# [Job]
Report every line in the entries below that contains the string "Highlight", treating uppercase and lowercase letters as different.

┏━━

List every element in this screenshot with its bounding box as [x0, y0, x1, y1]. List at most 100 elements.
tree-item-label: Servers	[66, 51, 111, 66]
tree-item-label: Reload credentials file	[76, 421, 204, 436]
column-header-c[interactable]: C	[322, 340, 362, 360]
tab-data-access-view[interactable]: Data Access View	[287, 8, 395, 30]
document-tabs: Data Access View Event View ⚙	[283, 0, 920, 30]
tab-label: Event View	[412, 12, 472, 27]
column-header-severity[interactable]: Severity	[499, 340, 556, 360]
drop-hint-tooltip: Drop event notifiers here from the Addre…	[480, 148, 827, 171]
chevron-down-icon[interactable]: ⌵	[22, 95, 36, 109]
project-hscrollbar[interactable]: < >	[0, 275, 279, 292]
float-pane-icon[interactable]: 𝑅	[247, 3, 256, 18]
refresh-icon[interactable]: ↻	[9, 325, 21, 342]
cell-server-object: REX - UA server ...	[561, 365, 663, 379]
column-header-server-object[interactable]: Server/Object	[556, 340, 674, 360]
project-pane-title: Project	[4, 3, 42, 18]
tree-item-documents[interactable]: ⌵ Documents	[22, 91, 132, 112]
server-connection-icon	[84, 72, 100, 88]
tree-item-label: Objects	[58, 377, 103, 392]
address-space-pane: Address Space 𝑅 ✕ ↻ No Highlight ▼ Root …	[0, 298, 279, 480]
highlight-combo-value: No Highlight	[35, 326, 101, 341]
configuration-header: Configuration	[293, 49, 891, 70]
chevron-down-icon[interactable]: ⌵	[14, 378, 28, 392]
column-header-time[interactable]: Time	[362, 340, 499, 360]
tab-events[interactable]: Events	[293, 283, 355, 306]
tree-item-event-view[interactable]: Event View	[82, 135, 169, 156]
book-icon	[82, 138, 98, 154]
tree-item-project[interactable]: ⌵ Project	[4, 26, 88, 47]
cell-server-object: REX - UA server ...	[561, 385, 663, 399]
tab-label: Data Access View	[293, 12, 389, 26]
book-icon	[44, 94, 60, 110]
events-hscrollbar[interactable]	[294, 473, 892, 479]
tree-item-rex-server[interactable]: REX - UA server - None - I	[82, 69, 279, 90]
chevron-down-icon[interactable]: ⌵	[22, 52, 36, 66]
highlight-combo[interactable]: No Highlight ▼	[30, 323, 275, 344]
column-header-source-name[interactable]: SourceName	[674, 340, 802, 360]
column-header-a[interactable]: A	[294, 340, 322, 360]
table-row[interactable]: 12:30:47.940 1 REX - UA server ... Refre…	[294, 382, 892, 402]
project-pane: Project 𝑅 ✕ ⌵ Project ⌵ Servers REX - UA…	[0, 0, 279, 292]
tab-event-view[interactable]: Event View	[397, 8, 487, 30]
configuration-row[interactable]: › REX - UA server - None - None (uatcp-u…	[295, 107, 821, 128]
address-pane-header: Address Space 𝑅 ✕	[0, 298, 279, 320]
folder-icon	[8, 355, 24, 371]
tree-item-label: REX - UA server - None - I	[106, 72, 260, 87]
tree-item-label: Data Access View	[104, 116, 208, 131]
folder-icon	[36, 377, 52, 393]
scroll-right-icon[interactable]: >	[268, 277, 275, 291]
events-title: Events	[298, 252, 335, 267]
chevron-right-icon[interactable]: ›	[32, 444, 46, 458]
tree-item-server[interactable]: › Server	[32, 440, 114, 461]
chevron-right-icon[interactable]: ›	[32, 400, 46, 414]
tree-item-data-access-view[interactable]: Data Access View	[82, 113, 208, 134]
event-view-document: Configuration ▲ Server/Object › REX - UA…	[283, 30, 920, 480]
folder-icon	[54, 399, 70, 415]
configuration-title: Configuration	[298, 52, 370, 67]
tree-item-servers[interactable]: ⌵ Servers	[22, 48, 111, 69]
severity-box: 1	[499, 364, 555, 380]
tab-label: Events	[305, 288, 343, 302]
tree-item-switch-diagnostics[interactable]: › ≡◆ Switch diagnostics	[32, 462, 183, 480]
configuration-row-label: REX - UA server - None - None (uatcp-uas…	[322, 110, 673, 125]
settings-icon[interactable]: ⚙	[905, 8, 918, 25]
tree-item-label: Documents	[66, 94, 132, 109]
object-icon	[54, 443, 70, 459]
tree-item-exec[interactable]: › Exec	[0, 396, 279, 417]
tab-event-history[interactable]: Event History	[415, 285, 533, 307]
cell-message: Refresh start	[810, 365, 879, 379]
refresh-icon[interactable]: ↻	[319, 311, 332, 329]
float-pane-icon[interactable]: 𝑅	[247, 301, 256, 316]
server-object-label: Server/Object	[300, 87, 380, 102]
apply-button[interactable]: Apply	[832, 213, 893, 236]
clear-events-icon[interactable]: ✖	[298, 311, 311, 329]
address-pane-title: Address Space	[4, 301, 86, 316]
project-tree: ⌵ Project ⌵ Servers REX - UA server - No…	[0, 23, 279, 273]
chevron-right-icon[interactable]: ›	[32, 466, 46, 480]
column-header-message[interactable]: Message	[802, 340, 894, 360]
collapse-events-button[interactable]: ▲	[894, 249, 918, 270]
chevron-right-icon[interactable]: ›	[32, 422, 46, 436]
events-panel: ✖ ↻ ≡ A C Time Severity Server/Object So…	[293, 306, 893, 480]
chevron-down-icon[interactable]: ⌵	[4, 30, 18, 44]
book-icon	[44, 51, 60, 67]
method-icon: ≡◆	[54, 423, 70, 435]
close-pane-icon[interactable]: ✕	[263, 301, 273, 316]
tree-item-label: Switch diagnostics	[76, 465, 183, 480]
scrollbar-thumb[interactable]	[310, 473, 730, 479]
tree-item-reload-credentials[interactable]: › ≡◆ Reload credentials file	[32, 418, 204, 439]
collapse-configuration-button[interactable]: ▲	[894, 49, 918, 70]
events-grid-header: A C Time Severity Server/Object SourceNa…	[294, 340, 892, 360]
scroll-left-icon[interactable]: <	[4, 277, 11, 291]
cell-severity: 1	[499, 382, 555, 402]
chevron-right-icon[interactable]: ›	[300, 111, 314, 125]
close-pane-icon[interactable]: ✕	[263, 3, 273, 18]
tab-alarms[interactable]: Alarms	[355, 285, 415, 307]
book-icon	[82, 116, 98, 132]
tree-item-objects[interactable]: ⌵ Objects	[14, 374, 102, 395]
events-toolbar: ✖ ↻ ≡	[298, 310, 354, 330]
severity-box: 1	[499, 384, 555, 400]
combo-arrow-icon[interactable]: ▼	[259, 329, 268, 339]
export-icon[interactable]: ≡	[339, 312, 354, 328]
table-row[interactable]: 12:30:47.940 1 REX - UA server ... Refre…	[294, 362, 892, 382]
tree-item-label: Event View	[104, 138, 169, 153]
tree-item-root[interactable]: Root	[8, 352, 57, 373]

┗━━

# [Complete answer]
address-space-pane: Address Space 𝑅 ✕ ↻ No Highlight ▼ Root …	[0, 298, 279, 480]
highlight-combo-value: No Highlight	[35, 326, 101, 341]
highlight-combo[interactable]: No Highlight ▼	[30, 323, 275, 344]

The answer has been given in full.